TASK PROMPT: Write out the following entries unchanged, from the start through the line containing "colorbar-swatch — [688, 504, 741, 520]", inclusive.

RECORDS SHOWN:
★ ★ ★ ★ ★ ★ ★
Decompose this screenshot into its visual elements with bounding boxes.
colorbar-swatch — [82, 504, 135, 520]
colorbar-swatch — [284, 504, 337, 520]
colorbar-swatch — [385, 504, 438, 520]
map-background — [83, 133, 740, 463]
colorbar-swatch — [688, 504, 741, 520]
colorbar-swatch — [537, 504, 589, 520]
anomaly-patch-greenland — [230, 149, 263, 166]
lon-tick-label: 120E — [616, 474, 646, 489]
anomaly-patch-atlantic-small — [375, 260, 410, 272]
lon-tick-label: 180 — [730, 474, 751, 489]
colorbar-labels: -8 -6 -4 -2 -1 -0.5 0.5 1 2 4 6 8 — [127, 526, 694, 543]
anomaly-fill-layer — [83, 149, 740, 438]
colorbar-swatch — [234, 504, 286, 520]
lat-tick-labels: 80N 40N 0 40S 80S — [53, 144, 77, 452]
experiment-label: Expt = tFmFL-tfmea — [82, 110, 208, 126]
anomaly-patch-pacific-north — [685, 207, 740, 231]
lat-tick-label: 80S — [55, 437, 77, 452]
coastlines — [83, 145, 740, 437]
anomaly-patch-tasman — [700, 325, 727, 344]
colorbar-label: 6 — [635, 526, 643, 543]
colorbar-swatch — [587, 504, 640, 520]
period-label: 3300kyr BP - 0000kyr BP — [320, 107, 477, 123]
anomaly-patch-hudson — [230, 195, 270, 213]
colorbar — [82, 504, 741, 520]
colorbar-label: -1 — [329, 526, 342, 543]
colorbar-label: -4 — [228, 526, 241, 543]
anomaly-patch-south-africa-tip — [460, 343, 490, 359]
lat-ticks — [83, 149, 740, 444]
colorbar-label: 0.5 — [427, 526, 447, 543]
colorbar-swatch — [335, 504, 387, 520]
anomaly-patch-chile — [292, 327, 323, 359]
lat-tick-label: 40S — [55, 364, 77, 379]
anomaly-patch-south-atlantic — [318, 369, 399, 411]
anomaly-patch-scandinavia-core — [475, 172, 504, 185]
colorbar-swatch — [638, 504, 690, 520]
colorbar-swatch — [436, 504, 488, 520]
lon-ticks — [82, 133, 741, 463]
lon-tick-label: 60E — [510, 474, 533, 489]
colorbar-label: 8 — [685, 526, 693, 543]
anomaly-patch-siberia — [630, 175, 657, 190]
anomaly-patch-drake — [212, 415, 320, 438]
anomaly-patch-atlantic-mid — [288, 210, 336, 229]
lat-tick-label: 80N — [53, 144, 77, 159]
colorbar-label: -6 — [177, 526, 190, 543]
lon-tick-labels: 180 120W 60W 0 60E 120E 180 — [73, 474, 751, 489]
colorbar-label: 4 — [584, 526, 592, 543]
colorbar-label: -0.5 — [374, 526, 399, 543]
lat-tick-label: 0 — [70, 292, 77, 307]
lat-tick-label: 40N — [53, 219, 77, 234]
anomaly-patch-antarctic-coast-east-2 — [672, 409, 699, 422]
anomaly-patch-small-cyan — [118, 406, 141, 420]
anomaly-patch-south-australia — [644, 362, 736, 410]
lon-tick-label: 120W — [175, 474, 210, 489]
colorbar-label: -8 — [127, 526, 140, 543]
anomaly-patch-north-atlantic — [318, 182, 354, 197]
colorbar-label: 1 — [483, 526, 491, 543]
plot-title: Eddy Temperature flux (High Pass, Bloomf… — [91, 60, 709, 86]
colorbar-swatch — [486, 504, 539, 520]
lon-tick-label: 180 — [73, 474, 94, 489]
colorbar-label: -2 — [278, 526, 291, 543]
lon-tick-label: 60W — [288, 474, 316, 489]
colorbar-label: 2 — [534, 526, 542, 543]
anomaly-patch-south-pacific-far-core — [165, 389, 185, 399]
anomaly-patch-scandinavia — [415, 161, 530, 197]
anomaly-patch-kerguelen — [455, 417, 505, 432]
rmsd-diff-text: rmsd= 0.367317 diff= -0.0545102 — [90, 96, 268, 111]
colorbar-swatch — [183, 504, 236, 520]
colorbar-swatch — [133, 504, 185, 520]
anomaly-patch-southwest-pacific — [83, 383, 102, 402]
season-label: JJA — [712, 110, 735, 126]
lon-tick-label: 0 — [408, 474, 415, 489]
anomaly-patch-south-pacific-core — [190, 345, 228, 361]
★ ★ ★ ★ ★ ★ ★
COMPLETE ANSWER:
Decompose this screenshot into its visual elements with bounding boxes.
colorbar-swatch — [82, 504, 135, 520]
colorbar-swatch — [284, 504, 337, 520]
colorbar-swatch — [385, 504, 438, 520]
map-background — [83, 133, 740, 463]
colorbar-swatch — [688, 504, 741, 520]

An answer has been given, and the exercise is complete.